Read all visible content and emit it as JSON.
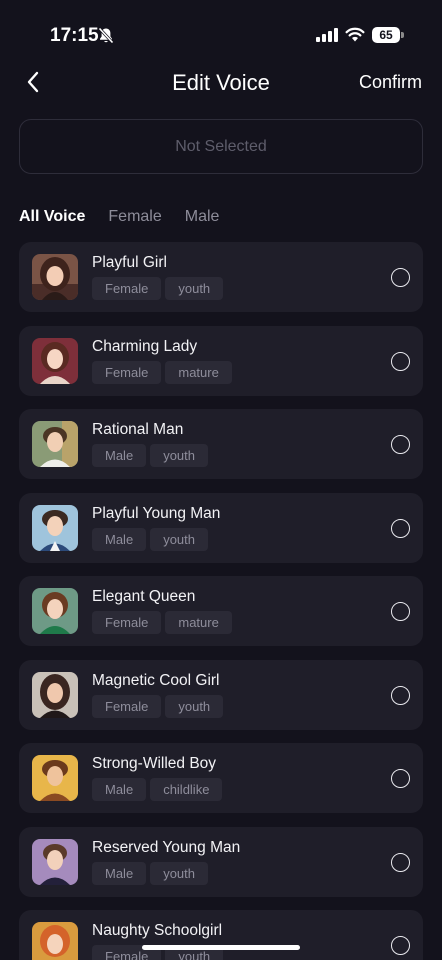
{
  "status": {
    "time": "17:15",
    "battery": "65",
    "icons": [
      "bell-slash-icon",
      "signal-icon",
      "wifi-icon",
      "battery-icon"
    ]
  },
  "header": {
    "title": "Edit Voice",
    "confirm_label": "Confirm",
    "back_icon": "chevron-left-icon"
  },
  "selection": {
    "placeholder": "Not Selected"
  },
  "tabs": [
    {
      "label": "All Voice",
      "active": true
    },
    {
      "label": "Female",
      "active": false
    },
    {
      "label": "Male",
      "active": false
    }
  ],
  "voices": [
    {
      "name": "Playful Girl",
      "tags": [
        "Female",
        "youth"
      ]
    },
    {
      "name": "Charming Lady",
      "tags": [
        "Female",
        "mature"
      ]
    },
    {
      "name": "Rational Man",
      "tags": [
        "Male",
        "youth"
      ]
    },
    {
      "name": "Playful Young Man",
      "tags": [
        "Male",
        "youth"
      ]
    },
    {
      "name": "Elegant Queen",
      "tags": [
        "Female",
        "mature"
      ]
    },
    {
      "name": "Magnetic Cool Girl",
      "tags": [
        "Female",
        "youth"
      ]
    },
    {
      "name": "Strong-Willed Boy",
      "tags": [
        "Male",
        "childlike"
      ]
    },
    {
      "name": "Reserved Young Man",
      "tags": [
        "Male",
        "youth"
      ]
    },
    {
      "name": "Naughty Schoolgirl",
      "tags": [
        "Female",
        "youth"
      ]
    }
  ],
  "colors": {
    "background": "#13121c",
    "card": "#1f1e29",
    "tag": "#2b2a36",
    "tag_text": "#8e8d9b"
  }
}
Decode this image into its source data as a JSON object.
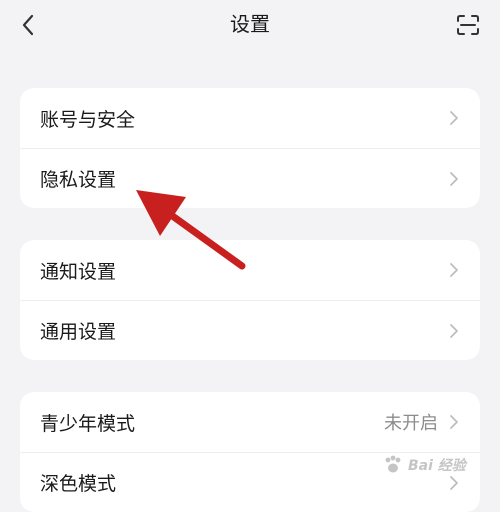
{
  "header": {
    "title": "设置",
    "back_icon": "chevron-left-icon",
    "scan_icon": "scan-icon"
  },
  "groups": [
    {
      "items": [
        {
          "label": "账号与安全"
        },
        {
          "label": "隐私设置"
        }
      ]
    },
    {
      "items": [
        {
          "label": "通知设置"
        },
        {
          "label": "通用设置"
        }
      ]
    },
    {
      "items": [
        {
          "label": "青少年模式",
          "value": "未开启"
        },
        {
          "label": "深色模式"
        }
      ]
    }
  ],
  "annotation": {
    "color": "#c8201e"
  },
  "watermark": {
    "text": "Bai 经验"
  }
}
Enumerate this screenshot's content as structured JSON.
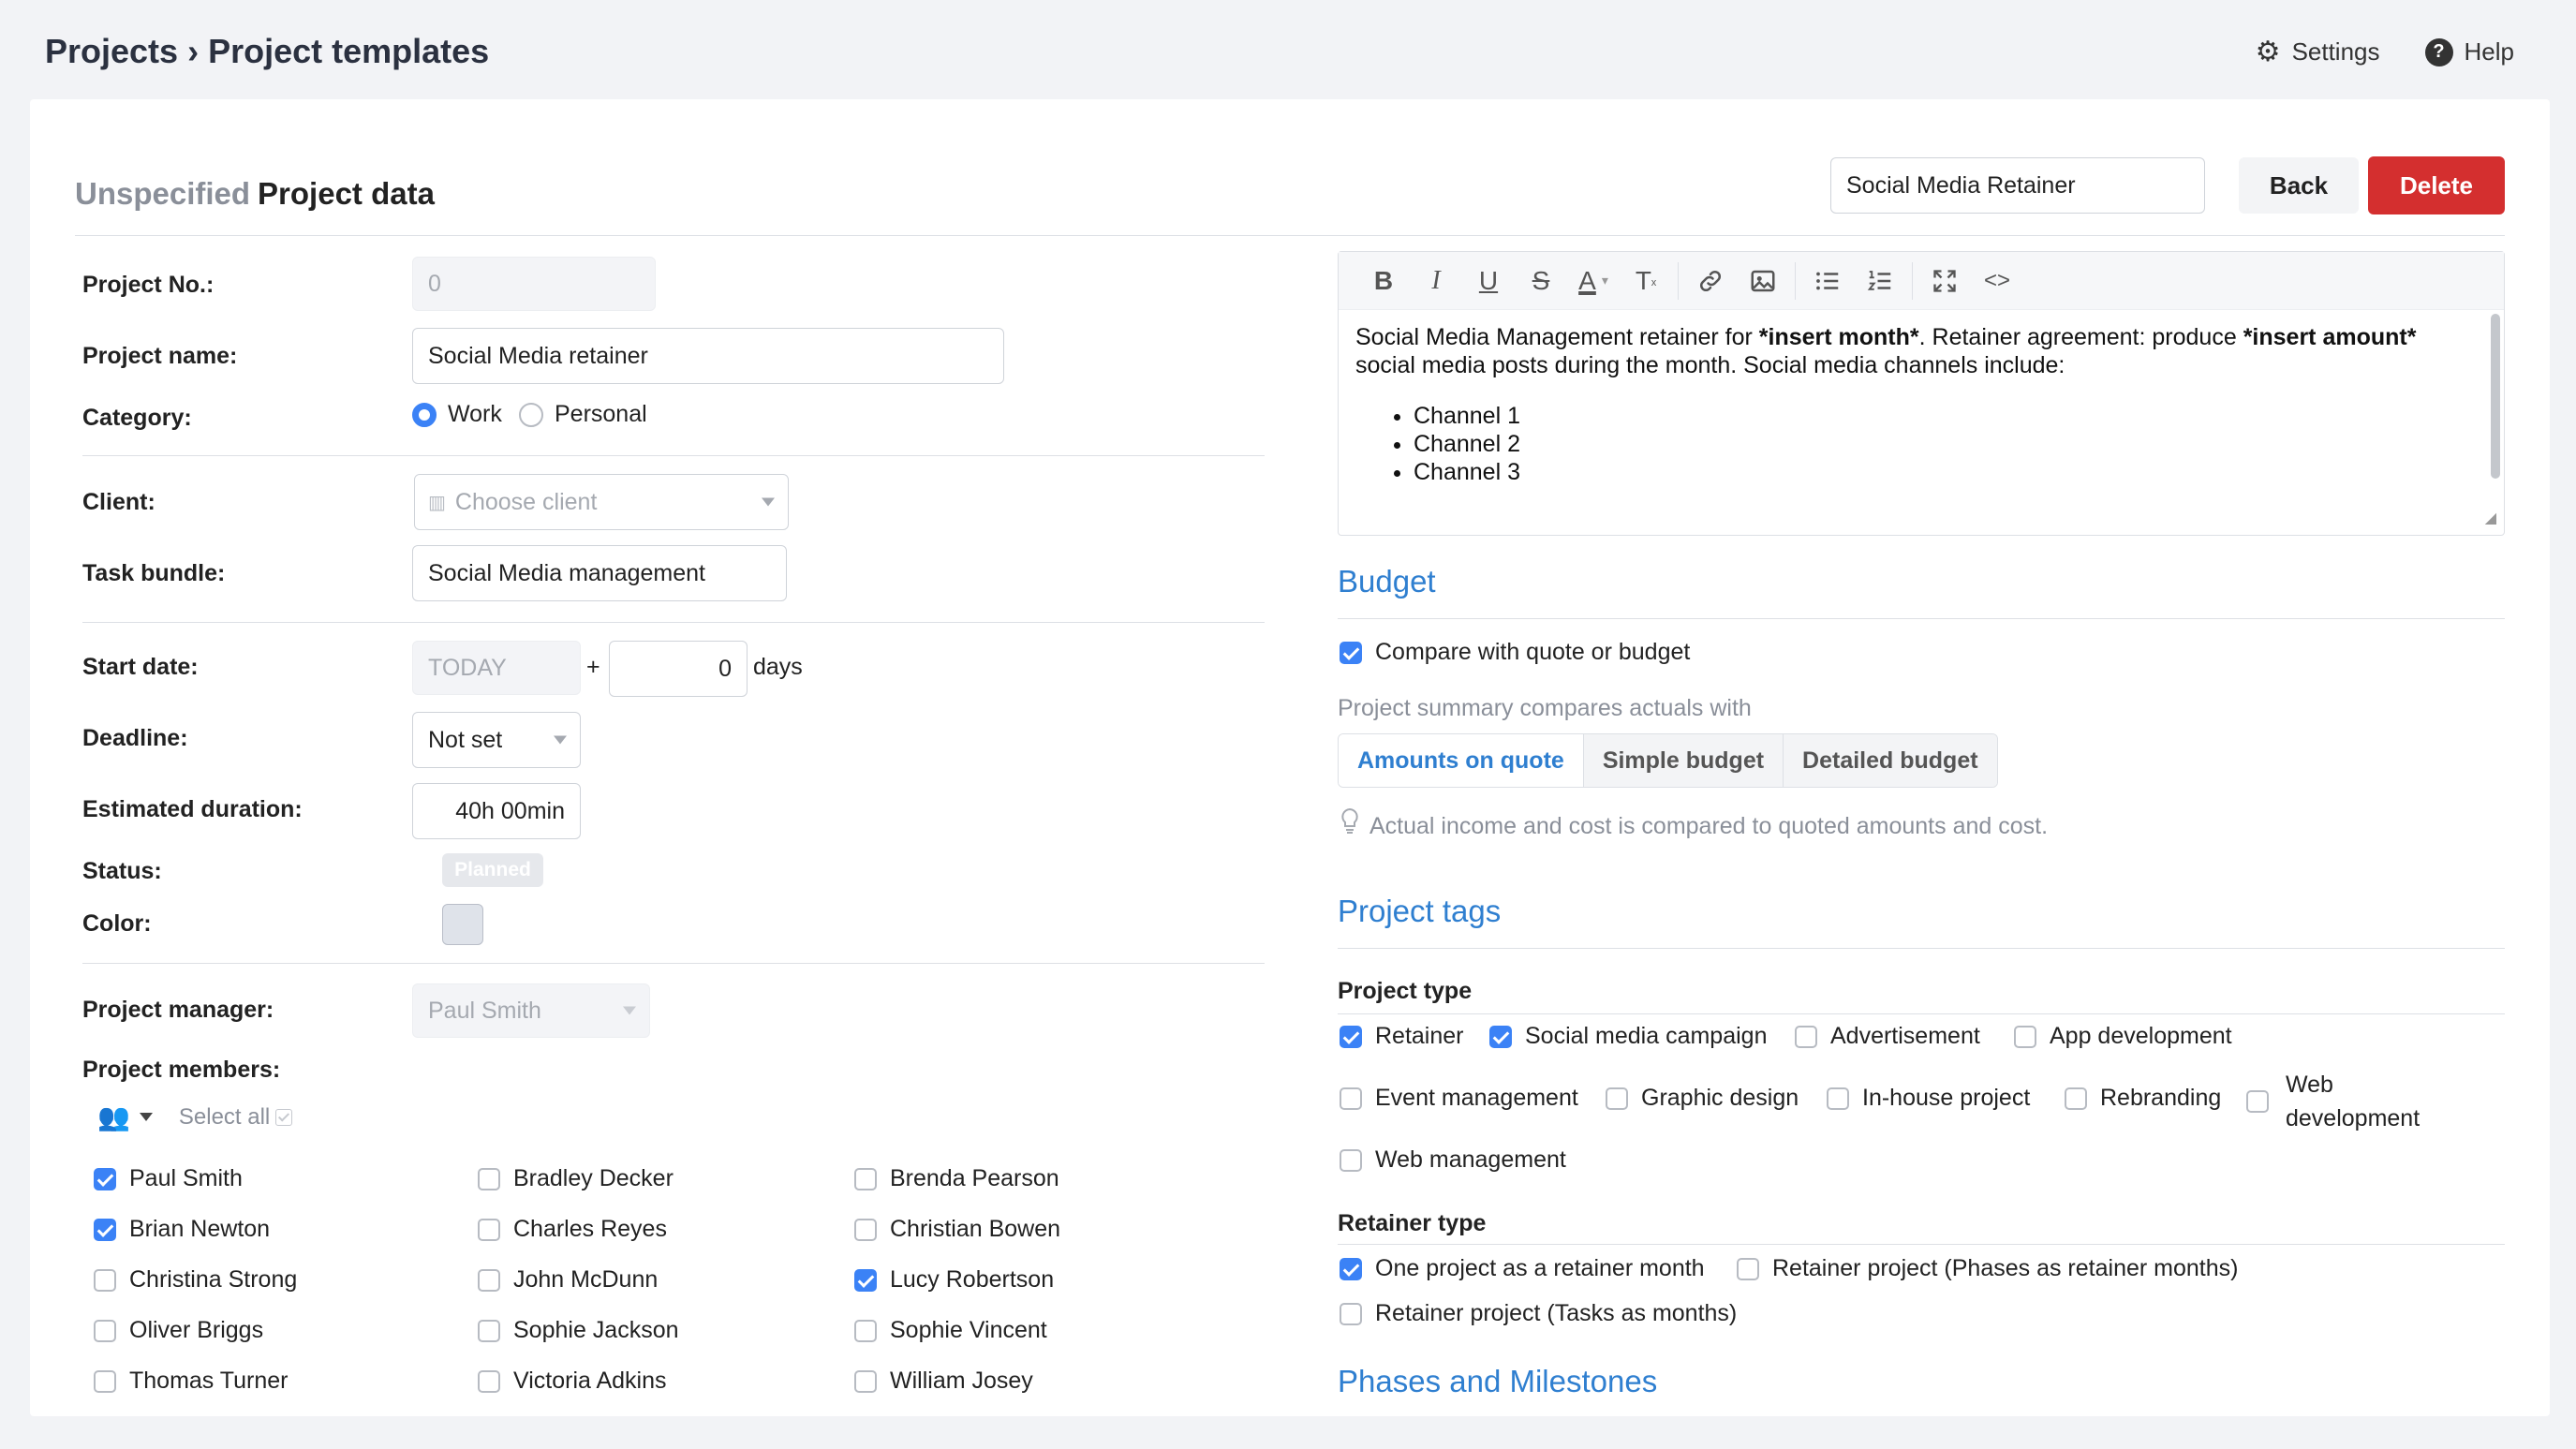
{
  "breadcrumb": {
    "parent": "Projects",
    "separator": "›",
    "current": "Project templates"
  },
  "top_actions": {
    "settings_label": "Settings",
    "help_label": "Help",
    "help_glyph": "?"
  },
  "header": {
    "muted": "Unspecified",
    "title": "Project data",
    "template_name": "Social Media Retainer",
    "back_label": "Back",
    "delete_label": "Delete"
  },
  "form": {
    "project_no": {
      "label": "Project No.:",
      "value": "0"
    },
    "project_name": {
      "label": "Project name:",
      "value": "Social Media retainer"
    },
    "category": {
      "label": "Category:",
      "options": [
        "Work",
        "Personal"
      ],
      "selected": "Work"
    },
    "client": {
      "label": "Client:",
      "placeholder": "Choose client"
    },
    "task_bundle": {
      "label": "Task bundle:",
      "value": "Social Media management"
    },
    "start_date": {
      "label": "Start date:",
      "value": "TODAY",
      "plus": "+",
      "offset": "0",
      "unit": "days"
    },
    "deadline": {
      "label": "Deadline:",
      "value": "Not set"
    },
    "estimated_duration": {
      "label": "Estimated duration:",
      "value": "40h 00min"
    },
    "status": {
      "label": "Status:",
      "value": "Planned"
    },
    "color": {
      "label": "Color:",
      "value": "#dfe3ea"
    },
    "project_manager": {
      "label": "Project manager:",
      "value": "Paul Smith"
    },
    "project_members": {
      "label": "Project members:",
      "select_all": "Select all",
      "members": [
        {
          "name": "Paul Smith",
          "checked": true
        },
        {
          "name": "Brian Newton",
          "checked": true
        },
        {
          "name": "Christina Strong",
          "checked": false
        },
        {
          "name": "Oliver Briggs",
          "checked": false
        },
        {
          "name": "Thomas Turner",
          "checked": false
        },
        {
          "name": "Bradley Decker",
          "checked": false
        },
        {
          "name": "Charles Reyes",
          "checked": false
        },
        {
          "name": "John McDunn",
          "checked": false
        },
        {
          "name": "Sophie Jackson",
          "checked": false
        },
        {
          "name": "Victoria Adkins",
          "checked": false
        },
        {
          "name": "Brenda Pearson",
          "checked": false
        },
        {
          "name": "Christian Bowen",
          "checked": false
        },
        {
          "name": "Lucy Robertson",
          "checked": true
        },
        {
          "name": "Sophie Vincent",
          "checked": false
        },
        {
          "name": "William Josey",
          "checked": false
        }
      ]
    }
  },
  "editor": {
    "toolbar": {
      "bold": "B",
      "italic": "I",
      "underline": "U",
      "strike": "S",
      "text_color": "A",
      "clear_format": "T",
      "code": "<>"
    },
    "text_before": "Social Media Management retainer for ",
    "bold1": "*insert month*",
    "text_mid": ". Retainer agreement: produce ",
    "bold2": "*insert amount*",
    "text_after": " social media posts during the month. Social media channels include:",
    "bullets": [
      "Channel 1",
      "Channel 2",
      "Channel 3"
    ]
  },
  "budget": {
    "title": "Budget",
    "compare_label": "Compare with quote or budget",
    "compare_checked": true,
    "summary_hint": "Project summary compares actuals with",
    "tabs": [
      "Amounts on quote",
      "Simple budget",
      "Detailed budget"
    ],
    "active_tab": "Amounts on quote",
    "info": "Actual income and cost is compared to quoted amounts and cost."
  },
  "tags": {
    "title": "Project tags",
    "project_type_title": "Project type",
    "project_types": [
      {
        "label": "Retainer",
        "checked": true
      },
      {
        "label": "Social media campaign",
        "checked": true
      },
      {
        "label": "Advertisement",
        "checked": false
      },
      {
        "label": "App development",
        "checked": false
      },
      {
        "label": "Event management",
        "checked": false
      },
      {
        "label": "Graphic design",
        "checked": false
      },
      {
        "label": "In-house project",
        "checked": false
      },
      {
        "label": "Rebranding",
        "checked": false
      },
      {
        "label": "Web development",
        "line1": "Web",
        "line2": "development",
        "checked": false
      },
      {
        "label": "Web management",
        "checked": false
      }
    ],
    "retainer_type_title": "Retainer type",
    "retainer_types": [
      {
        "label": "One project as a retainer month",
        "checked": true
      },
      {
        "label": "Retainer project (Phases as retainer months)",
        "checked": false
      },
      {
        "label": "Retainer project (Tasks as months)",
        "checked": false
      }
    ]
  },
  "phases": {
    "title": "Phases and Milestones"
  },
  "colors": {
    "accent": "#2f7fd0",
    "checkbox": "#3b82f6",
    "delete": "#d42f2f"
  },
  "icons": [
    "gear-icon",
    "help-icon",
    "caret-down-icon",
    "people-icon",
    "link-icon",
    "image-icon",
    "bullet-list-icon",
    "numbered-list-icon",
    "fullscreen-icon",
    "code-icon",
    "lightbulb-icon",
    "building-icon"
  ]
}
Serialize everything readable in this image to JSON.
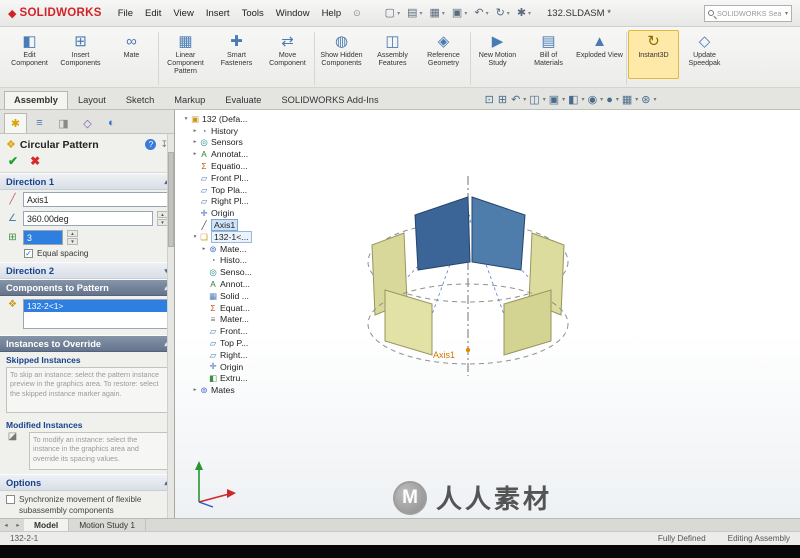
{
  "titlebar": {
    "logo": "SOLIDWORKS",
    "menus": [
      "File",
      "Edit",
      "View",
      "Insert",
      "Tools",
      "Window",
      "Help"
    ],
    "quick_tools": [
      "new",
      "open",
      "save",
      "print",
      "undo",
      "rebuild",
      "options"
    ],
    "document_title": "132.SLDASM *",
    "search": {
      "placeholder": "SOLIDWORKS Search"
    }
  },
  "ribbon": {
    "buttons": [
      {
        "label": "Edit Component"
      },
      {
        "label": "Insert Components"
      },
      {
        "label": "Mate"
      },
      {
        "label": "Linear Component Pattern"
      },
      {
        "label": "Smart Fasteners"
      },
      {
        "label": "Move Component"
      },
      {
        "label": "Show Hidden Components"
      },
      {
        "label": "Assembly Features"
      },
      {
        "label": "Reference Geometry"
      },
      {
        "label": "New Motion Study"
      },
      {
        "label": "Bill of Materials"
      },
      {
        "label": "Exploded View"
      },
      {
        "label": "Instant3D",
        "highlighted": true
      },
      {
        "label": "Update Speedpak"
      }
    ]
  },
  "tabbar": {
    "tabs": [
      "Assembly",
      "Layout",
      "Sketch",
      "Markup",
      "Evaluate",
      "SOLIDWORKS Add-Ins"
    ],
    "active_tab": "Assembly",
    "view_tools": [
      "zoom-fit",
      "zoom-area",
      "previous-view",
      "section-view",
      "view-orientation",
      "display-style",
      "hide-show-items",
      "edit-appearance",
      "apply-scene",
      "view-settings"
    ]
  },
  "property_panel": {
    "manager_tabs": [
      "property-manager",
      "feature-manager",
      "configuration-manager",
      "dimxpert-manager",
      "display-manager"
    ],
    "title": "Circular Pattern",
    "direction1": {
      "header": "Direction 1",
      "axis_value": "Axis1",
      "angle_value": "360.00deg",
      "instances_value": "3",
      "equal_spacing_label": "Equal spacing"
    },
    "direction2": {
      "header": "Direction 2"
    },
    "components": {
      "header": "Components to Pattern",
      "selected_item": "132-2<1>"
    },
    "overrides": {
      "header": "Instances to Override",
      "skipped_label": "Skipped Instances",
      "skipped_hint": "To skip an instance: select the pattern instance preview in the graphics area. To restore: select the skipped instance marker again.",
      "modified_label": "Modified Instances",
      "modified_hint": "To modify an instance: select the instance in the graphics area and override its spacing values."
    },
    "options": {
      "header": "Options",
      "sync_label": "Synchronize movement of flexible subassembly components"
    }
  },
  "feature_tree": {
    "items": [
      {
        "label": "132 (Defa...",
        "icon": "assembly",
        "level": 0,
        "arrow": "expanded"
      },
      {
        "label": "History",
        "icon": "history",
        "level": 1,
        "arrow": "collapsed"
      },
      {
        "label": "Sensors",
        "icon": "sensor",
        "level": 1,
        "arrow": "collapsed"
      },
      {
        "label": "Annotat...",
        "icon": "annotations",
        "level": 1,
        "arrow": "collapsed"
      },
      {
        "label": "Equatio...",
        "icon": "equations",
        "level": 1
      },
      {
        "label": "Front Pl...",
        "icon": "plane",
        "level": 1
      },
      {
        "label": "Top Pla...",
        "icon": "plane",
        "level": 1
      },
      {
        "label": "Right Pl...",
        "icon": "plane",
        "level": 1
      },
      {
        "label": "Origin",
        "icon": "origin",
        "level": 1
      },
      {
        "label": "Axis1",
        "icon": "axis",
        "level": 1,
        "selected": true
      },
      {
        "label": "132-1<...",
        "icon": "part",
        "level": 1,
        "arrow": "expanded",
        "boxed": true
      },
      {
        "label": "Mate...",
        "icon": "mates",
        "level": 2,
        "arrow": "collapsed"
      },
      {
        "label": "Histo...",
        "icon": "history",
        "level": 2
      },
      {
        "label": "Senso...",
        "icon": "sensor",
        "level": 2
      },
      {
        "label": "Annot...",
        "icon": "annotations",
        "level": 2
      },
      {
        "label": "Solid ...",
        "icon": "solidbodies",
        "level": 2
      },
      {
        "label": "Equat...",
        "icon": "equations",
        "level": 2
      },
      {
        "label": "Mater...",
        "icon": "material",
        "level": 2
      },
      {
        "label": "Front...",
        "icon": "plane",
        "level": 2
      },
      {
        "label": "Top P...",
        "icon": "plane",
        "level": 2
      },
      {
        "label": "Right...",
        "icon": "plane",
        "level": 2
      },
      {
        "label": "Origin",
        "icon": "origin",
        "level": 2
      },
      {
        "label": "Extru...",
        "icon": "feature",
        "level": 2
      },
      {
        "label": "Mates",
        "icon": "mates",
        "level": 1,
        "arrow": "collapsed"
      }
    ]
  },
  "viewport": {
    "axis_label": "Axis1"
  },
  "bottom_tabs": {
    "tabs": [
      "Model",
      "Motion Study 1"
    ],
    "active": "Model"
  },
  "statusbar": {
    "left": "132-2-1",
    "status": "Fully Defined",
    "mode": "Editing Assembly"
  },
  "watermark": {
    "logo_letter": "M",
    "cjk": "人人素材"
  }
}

#### DO THIS:
Lines containing the word "JSON" are to be tallied; report only the total.

#### EXERCISE OUTPUT:
4